EXCERPTED RECORDS:
□ □ □ □ □

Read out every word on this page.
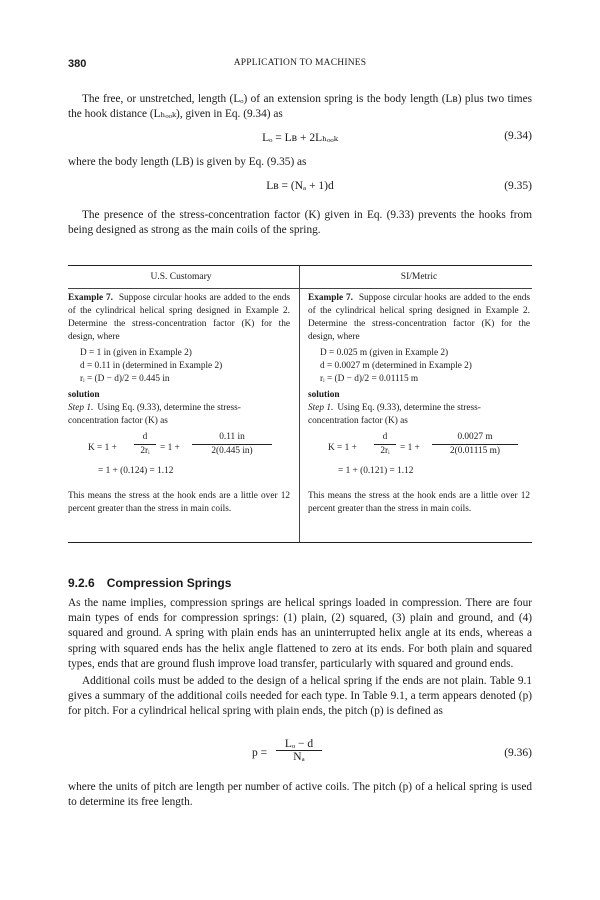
380	APPLICATION TO MACHINES
The free, or unstretched, length (Lₒ) of an extension spring is the body length (Lʙ) plus two times the hook distance (Lₕₒₒₖ), given in Eq. (9.34) as
Lₒ = Lʙ + 2Lₕₒₒₖ	(9.34)
where the body length (LB) is given by Eq. (9.35) as
Lʙ = (Nₐ + 1)d	(9.35)
The presence of the stress-concentration factor (K) given in Eq. (9.33) prevents the hooks from being designed as strong as the main coils of the spring.
U.S. Customary	SI/Metric
Example 7. Suppose circular hooks are added to the ends of the cylindrical helical spring designed in Example 2. Determine the stress-concentration factor (K) for the design, where
D = 1 in (given in Example 2)
d = 0.11 in (determined in Example 2)
rᵢ = (D − d)/2 = 0.445 in
solution
Step 1. Using Eq. (9.33), determine the stress-concentration factor (K) as
$K = 1 + \frac{d}{\text{2rᵢ}} = 1 + \frac{0.11 in}{2(0.445 in)}$
= 1 + (0.124) = 1.12
This means the stress at the hook ends are a little over 12 percent greater than the stress in main coils.
Example 7. Suppose circular hooks are added to the ends of the cylindrical helical spring designed in Example 2. Determine the stress-concentration factor (K) for the design, where
D = 0.025 m (given in Example 2)
d = 0.0027 m (determined in Example 2)
rᵢ = (D − d)/2 = 0.01115 m
solution
Step 1. Using Eq. (9.33), determine the stress-concentration factor (K) as
$K = 1 + \frac{d}{\text{2rᵢ}} = 1 + \frac{0.0027 m}{2(0.01115 m)}$
= 1 + (0.121) = 1.12
This means the stress at the hook ends are a little over 12 percent greater than the stress in main coils.
9.2.6 Compression Springs
As the name implies, compression springs are helical springs loaded in compression. There are four main types of ends for compression springs: (1) plain, (2) squared, (3) plain and ground, and (4) squared and ground. A spring with plain ends has an uninterrupted helix angle at its ends, whereas a spring with squared ends has the helix angle flattened to zero at its ends. For both plain and squared types, ends that are ground flush improve load transfer, particularly with squared and ground ends.
Additional coils must be added to the design of a helical spring if the ends are not plain. Table 9.1 gives a summary of the additional coils needed for each type. In Table 9.1, a term appears denoted (p) for pitch. For a cylindrical helical spring with plain ends, the pitch (p) is defined as
$p = \frac{\text{Lₒ − d}}{\text{Nₐ}}$	(9.36)
where the units of pitch are length per number of active coils. The pitch (p) of a helical spring is used to determine its free length.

□ □ □ □ □

GOAL OF THE EXERCISE: Excluding the pictures, reproduce every entry exactly as given.

WRITTEN SOLUTION:
Read out every word on this page.
380	APPLICATION TO MACHINES
The free, or unstretched, length (Lₒ) of an extension spring is the body length (Lʙ) plus two times the hook distance (Lₕₒₒₖ), given in Eq. (9.34) as
Lₒ = Lʙ + 2Lₕₒₒₖ	(9.34)
where the body length (LB) is given by Eq. (9.35) as
Lʙ = (Nₐ + 1)d	(9.35)
The presence of the stress-concentration factor (K) given in Eq. (9.33) prevents the hooks from being designed as strong as the main coils of the spring.
U.S. Customary	SI/Metric
Example 7. Suppose circular hooks are added to the ends of the cylindrical helical spring designed in Example 2. Determine the stress-concentration factor (K) for the design, where
D = 1 in (given in Example 2)
d = 0.11 in (determined in Example 2)
rᵢ = (D − d)/2 = 0.445 in
solution
Step 1. Using Eq. (9.33), determine the stress-concentration factor (K) as
$K = 1 + \frac{d}{\text{2rᵢ}} = 1 + \frac{0.11 in}{2(0.445 in)}$
= 1 + (0.124) = 1.12
This means the stress at the hook ends are a little over 12 percent greater than the stress in main coils.
Example 7. Suppose circular hooks are added to the ends of the cylindrical helical spring designed in Example 2. Determine the stress-concentration factor (K) for the design, where
D = 0.025 m (given in Example 2)
d = 0.0027 m (determined in Example 2)
rᵢ = (D − d)/2 = 0.01115 m
solution
Step 1. Using Eq. (9.33), determine the stress-concentration factor (K) as
$K = 1 + \frac{d}{\text{2rᵢ}} = 1 + \frac{0.0027 m}{2(0.01115 m)}$
= 1 + (0.121) = 1.12
This means the stress at the hook ends are a little over 12 percent greater than the stress in main coils.
9.2.6 Compression Springs
As the name implies, compression springs are helical springs loaded in compression. There are four main types of ends for compression springs: (1) plain, (2) squared, (3) plain and ground, and (4) squared and ground. A spring with plain ends has an uninterrupted helix angle at its ends, whereas a spring with squared ends has the helix angle flattened to zero at its ends. For both plain and squared types, ends that are ground flush improve load transfer, particularly with squared and ground ends.
Additional coils must be added to the design of a helical spring if the ends are not plain. Table 9.1 gives a summary of the additional coils needed for each type. In Table 9.1, a term appears denoted (p) for pitch. For a cylindrical helical spring with plain ends, the pitch (p) is defined as
$p = \frac{\text{Lₒ − d}}{\text{Nₐ}}$	(9.36)
where the units of pitch are length per number of active coils. The pitch (p) of a helical spring is used to determine its free length.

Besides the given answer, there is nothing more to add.